■ Directions: Make an exact copy of the records, with the images left out.

■ Data extract:
• • • • •
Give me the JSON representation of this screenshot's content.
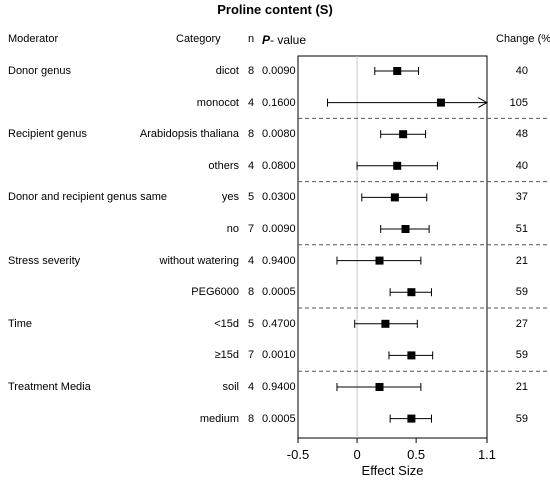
{
  "title": "Proline content (S)",
  "headers": {
    "moderator": "Moderator",
    "category": "Category",
    "n": "n",
    "p_prefix": "P",
    "p_suffix": "- value",
    "change": "Change (%)"
  },
  "rows": [
    {
      "moderator": "Donor genus",
      "category": "dicot",
      "n": "8",
      "p": "0.0090",
      "change": "40"
    },
    {
      "moderator": "",
      "category": "monocot",
      "n": "4",
      "p": "0.1600",
      "change": "105"
    },
    {
      "moderator": "Recipient genus",
      "category": "Arabidopsis thaliana",
      "n": "8",
      "p": "0.0080",
      "change": "48"
    },
    {
      "moderator": "",
      "category": "others",
      "n": "4",
      "p": "0.0800",
      "change": "40"
    },
    {
      "moderator": "Donor and recipient genus same",
      "category": "yes",
      "n": "5",
      "p": "0.0300",
      "change": "37"
    },
    {
      "moderator": "",
      "category": "no",
      "n": "7",
      "p": "0.0090",
      "change": "51"
    },
    {
      "moderator": "Stress severity",
      "category": "without watering",
      "n": "4",
      "p": "0.9400",
      "change": "21"
    },
    {
      "moderator": "",
      "category": "PEG6000",
      "n": "8",
      "p": "0.0005",
      "change": "59"
    },
    {
      "moderator": "Time",
      "category": "<15d",
      "n": "5",
      "p": "0.4700",
      "change": "27"
    },
    {
      "moderator": "",
      "category": "≥15d",
      "n": "7",
      "p": "0.0010",
      "change": "59"
    },
    {
      "moderator": "Treatment Media",
      "category": "soil",
      "n": "4",
      "p": "0.9400",
      "change": "21"
    },
    {
      "moderator": "",
      "category": "medium",
      "n": "8",
      "p": "0.0005",
      "change": "59"
    }
  ],
  "chart_data": {
    "type": "forest",
    "xlabel": "Effect Size",
    "xlim": [
      -0.5,
      1.1
    ],
    "xticks": [
      -0.5,
      0,
      0.5,
      1.1
    ],
    "xtick_labels": [
      "-0.5",
      "0",
      "0.5",
      "1.1"
    ],
    "reference_line": 0,
    "group_separators": "dashed lines between moderator groups",
    "points": [
      {
        "est": 0.34,
        "lo": 0.15,
        "hi": 0.52,
        "arrow": false
      },
      {
        "est": 0.71,
        "lo": -0.25,
        "hi": 1.1,
        "arrow": true
      },
      {
        "est": 0.39,
        "lo": 0.2,
        "hi": 0.58,
        "arrow": false
      },
      {
        "est": 0.34,
        "lo": 0.0,
        "hi": 0.68,
        "arrow": false
      },
      {
        "est": 0.32,
        "lo": 0.04,
        "hi": 0.59,
        "arrow": false
      },
      {
        "est": 0.41,
        "lo": 0.2,
        "hi": 0.61,
        "arrow": false
      },
      {
        "est": 0.19,
        "lo": -0.17,
        "hi": 0.54,
        "arrow": false
      },
      {
        "est": 0.46,
        "lo": 0.28,
        "hi": 0.63,
        "arrow": false
      },
      {
        "est": 0.24,
        "lo": -0.02,
        "hi": 0.51,
        "arrow": false
      },
      {
        "est": 0.46,
        "lo": 0.27,
        "hi": 0.64,
        "arrow": false
      },
      {
        "est": 0.19,
        "lo": -0.17,
        "hi": 0.54,
        "arrow": false
      },
      {
        "est": 0.46,
        "lo": 0.28,
        "hi": 0.63,
        "arrow": false
      }
    ]
  }
}
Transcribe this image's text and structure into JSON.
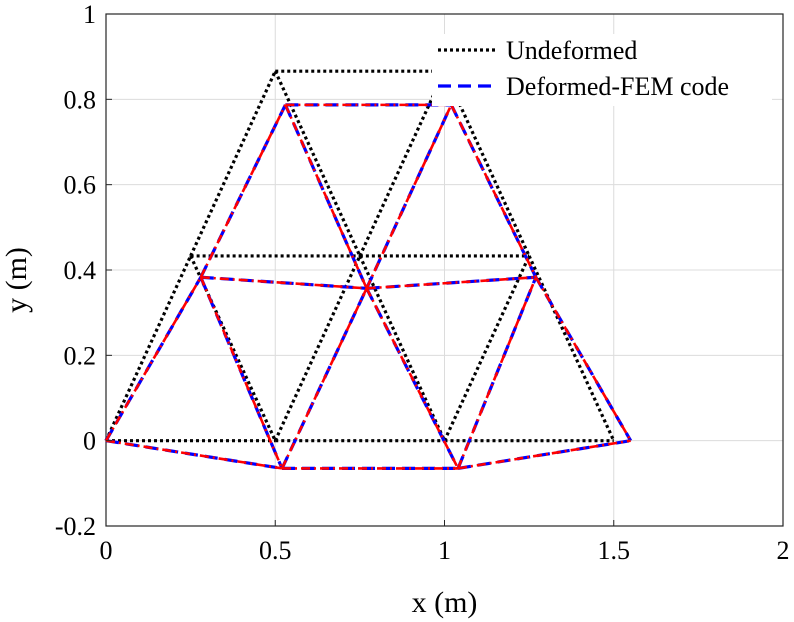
• • • • •
■ Final result:
Give me the JSON representation of this screenshot's content.
{
  "title": "Proline content (S)",
  "headers": {
    "moderator": "Moderator",
    "category": "Category",
    "n": "n",
    "p_prefix": "P",
    "p_suffix": "- value",
    "change": "Change (%)"
  },
  "rows": [
    {
      "moderator": "Donor genus",
      "category": "dicot",
      "n": "8",
      "p": "0.0090",
      "change": "40"
    },
    {
      "moderator": "",
      "category": "monocot",
      "n": "4",
      "p": "0.1600",
      "change": "105"
    },
    {
      "moderator": "Recipient genus",
      "category": "Arabidopsis thaliana",
      "n": "8",
      "p": "0.0080",
      "change": "48"
    },
    {
      "moderator": "",
      "category": "others",
      "n": "4",
      "p": "0.0800",
      "change": "40"
    },
    {
      "moderator": "Donor and recipient genus same",
      "category": "yes",
      "n": "5",
      "p": "0.0300",
      "change": "37"
    },
    {
      "moderator": "",
      "category": "no",
      "n": "7",
      "p": "0.0090",
      "change": "51"
    },
    {
      "moderator": "Stress severity",
      "category": "without watering",
      "n": "4",
      "p": "0.9400",
      "change": "21"
    },
    {
      "moderator": "",
      "category": "PEG6000",
      "n": "8",
      "p": "0.0005",
      "change": "59"
    },
    {
      "moderator": "Time",
      "category": "<15d",
      "n": "5",
      "p": "0.4700",
      "change": "27"
    },
    {
      "moderator": "",
      "category": "≥15d",
      "n": "7",
      "p": "0.0010",
      "change": "59"
    },
    {
      "moderator": "Treatment Media",
      "category": "soil",
      "n": "4",
      "p": "0.9400",
      "change": "21"
    },
    {
      "moderator": "",
      "category": "medium",
      "n": "8",
      "p": "0.0005",
      "change": "59"
    }
  ],
  "chart_data": {
    "type": "forest",
    "xlabel": "Effect Size",
    "xlim": [
      -0.5,
      1.1
    ],
    "xticks": [
      -0.5,
      0,
      0.5,
      1.1
    ],
    "xtick_labels": [
      "-0.5",
      "0",
      "0.5",
      "1.1"
    ],
    "reference_line": 0,
    "group_separators": "dashed lines between moderator groups",
    "points": [
      {
        "est": 0.34,
        "lo": 0.15,
        "hi": 0.52,
        "arrow": false
      },
      {
        "est": 0.71,
        "lo": -0.25,
        "hi": 1.1,
        "arrow": true
      },
      {
        "est": 0.39,
        "lo": 0.2,
        "hi": 0.58,
        "arrow": false
      },
      {
        "est": 0.34,
        "lo": 0.0,
        "hi": 0.68,
        "arrow": false
      },
      {
        "est": 0.32,
        "lo": 0.04,
        "hi": 0.59,
        "arrow": false
      },
      {
        "est": 0.41,
        "lo": 0.2,
        "hi": 0.61,
        "arrow": false
      },
      {
        "est": 0.19,
        "lo": -0.17,
        "hi": 0.54,
        "arrow": false
      },
      {
        "est": 0.46,
        "lo": 0.28,
        "hi": 0.63,
        "arrow": false
      },
      {
        "est": 0.24,
        "lo": -0.02,
        "hi": 0.51,
        "arrow": false
      },
      {
        "est": 0.46,
        "lo": 0.27,
        "hi": 0.64,
        "arrow": false
      },
      {
        "est": 0.19,
        "lo": -0.17,
        "hi": 0.54,
        "arrow": false
      },
      {
        "est": 0.46,
        "lo": 0.28,
        "hi": 0.63,
        "arrow": false
      }
    ]
  }
}
Transcribe this image's text and structure into JSON.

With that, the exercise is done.